TASK DETAILS: Pull out every line of the listing below where "structured" appears.

TASK INPUTS:
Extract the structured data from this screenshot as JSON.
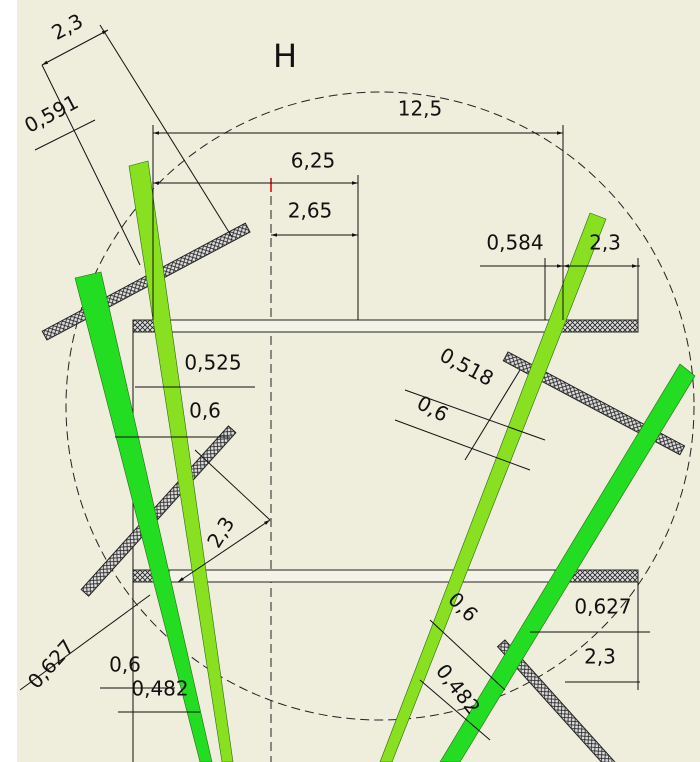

--

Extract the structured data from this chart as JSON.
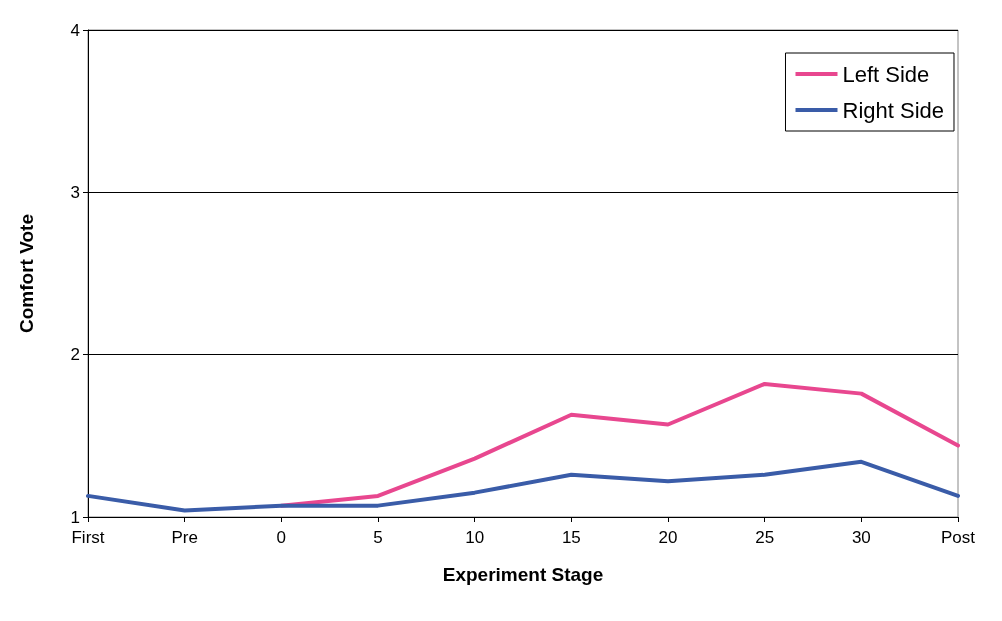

* * *

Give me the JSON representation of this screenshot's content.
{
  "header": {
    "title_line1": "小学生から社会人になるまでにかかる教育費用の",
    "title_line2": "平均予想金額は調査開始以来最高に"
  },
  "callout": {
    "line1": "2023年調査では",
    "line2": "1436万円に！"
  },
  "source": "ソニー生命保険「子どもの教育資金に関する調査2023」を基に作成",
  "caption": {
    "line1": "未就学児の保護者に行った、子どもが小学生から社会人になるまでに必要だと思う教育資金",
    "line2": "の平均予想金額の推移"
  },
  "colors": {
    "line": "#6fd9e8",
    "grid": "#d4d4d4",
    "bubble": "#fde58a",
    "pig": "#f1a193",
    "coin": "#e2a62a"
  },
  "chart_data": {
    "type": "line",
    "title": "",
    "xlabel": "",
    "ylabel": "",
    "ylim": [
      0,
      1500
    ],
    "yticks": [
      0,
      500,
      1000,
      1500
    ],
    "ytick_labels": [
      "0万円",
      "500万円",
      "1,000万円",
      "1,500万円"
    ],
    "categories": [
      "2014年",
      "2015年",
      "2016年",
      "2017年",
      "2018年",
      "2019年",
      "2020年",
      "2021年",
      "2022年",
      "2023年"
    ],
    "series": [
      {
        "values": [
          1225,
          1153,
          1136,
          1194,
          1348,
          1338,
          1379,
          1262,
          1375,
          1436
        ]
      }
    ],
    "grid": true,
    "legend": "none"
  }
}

RESULT FOR THIS TASK:
Extract the structured data from this screenshot as JSON.
Extract the structured data from this chart as JSON.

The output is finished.